* [Records for processing]:
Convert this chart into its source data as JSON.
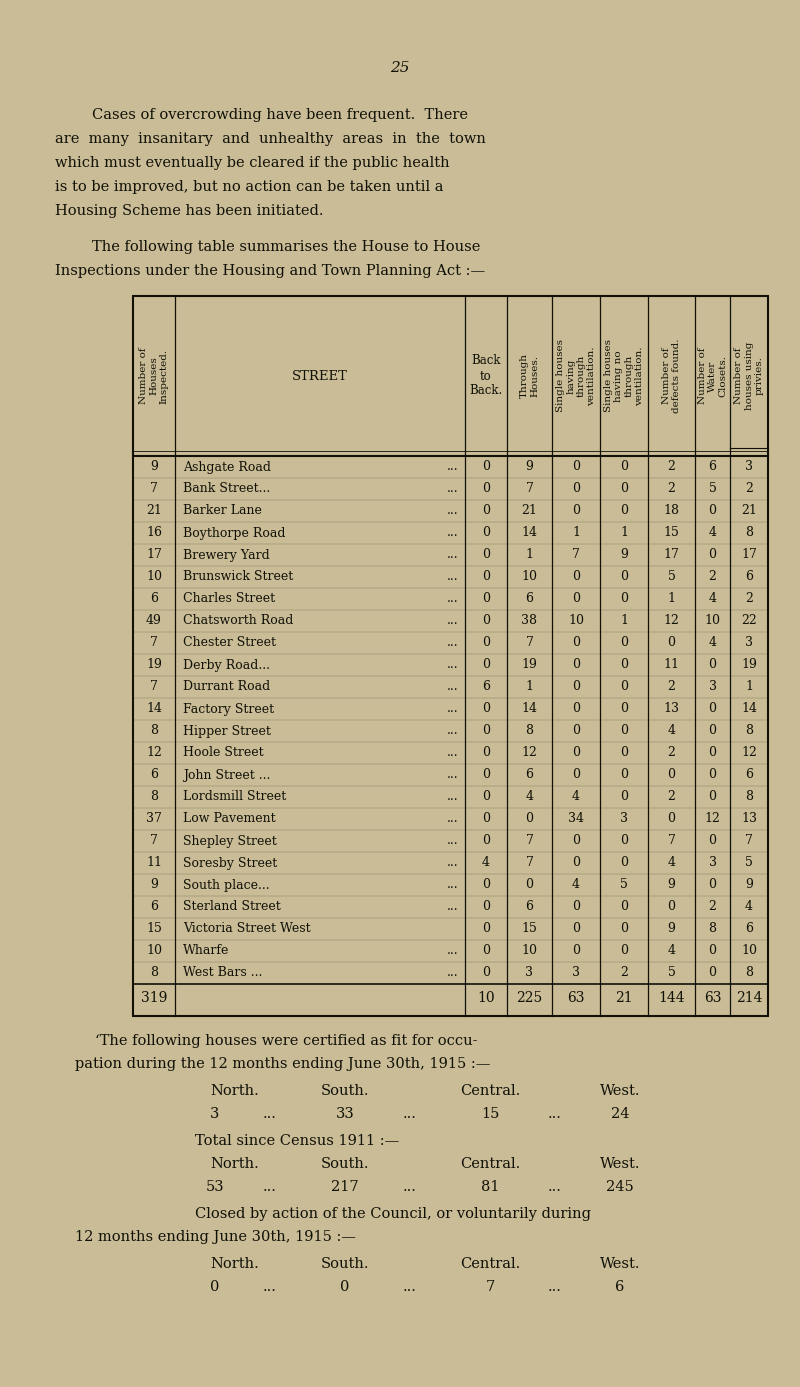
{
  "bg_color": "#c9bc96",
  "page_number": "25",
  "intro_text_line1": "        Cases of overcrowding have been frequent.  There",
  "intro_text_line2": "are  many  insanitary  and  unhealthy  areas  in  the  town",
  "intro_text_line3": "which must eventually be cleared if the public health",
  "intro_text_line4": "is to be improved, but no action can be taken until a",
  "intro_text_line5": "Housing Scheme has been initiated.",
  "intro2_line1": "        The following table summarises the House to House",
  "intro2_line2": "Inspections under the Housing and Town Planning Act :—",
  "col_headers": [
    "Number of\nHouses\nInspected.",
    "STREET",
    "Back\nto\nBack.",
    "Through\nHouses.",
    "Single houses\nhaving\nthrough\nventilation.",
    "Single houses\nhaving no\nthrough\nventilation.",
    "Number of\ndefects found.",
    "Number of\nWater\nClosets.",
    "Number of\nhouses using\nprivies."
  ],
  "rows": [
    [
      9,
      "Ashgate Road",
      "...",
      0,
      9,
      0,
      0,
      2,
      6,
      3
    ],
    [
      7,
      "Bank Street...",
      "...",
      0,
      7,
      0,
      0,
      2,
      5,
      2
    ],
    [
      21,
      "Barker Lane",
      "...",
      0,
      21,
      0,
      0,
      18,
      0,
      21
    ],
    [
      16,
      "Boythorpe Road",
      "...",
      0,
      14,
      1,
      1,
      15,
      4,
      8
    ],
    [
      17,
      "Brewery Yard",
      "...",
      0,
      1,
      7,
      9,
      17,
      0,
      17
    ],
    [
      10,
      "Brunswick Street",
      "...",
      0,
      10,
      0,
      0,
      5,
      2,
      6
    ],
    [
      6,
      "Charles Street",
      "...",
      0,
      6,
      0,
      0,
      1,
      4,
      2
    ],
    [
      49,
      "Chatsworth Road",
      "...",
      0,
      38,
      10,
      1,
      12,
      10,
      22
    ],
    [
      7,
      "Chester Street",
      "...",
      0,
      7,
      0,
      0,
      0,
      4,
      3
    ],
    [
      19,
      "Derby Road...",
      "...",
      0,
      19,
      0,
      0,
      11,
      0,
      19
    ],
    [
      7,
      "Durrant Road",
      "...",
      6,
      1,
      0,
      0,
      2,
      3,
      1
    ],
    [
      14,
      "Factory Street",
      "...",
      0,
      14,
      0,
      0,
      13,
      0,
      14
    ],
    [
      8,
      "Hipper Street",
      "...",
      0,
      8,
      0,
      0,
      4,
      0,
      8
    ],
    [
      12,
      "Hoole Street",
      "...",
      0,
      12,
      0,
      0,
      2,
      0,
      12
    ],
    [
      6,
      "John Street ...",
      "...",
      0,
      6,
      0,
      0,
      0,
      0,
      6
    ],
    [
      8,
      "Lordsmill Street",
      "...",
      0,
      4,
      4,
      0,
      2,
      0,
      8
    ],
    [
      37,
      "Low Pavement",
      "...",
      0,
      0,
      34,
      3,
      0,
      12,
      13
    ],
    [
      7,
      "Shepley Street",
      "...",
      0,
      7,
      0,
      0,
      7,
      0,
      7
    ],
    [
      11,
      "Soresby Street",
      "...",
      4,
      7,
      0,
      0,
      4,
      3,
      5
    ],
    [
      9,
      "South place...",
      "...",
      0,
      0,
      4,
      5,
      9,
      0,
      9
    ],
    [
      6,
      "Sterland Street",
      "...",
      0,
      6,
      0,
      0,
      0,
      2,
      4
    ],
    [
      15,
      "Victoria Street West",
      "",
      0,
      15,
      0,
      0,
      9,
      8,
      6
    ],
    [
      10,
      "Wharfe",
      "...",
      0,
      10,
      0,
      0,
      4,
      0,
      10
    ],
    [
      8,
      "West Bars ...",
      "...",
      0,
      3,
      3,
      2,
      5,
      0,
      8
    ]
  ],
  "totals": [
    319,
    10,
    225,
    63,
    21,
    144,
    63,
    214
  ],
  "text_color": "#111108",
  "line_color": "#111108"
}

* * *

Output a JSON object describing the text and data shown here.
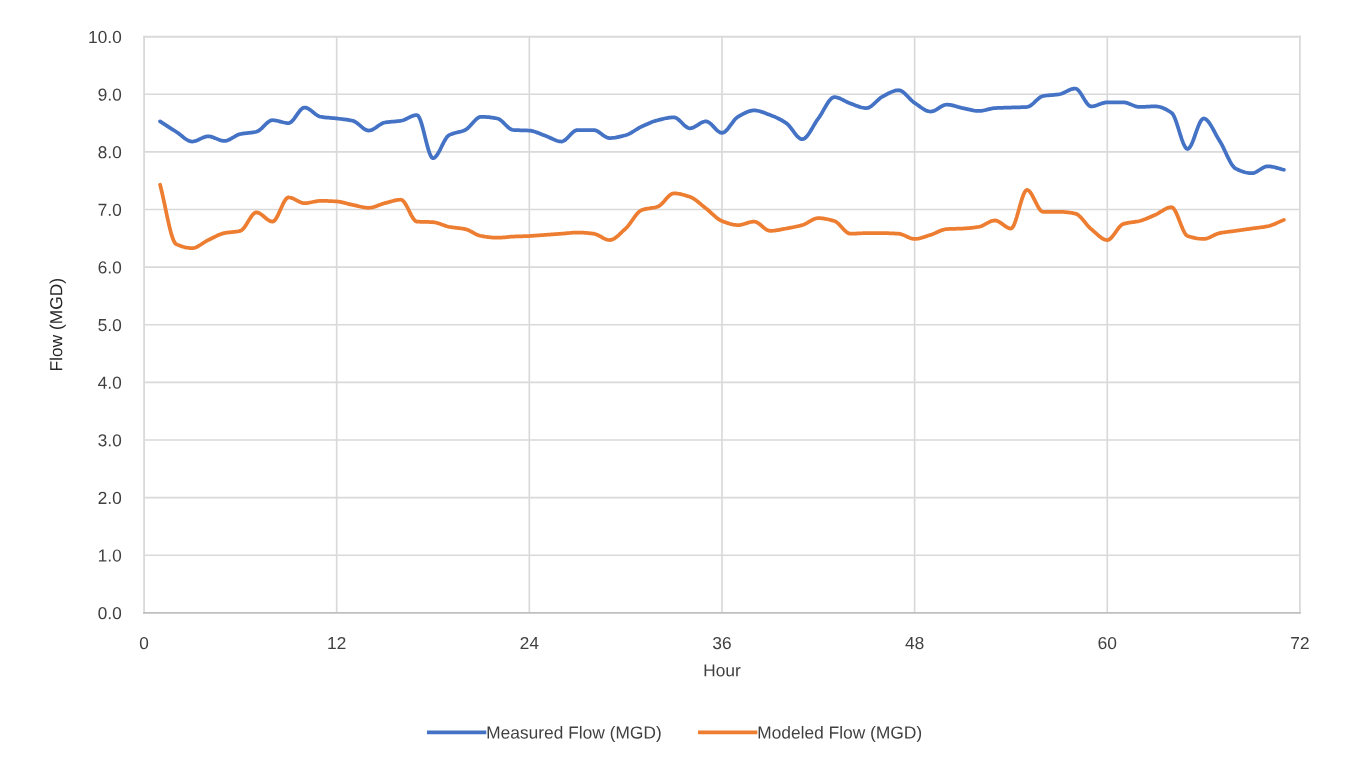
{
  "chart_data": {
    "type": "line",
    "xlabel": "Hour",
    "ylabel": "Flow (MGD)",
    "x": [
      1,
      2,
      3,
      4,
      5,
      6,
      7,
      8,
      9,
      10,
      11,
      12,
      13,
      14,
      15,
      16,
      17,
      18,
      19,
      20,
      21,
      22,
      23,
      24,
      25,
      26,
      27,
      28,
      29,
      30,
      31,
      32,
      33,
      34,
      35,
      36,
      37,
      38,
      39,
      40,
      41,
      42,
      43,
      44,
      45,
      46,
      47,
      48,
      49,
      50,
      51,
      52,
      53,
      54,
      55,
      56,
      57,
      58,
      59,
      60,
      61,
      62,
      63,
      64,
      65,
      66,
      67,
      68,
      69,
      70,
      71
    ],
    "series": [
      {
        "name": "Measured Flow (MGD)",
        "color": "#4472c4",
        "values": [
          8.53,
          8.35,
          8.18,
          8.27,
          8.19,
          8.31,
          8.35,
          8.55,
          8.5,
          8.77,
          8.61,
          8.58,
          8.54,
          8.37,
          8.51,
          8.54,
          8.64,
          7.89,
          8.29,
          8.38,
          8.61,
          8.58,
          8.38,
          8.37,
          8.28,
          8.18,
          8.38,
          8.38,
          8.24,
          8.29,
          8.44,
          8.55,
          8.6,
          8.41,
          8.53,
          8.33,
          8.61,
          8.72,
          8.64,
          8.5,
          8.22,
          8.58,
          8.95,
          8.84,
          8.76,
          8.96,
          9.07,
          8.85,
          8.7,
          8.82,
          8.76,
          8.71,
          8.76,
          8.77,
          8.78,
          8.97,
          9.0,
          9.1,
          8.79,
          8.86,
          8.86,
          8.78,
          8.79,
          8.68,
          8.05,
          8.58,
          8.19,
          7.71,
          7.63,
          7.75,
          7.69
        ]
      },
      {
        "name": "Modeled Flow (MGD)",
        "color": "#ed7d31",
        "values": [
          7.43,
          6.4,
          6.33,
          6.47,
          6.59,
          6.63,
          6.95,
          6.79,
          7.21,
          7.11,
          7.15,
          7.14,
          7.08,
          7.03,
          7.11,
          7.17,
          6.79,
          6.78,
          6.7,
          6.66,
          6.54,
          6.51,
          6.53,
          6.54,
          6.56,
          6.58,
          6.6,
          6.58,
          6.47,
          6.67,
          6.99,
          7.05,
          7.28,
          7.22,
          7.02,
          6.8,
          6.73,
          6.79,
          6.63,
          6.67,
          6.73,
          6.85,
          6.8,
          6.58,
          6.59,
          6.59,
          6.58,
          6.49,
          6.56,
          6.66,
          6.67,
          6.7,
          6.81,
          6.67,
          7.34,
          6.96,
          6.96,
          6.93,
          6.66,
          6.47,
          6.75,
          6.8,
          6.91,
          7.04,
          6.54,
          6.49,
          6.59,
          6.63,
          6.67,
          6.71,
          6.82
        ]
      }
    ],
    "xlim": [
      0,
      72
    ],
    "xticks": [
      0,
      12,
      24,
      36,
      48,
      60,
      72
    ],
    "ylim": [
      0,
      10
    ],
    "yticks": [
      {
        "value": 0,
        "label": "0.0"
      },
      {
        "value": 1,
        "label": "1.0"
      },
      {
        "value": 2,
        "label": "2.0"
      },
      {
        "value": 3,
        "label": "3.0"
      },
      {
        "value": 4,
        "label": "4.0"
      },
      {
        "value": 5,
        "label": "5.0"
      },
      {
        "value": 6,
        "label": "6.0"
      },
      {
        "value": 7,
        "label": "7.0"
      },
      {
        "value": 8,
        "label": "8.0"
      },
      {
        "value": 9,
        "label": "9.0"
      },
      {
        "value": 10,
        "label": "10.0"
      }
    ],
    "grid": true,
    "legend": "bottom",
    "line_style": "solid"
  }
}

* [Task directions]:
From the listing above, pick out each line where the word "Housing" appears.

* [Expected answer]:
  "intro_text_line5": "Housing Scheme has been initiated.",
  "intro2_line2": "Inspections under the Housing and Town Planning Act :—",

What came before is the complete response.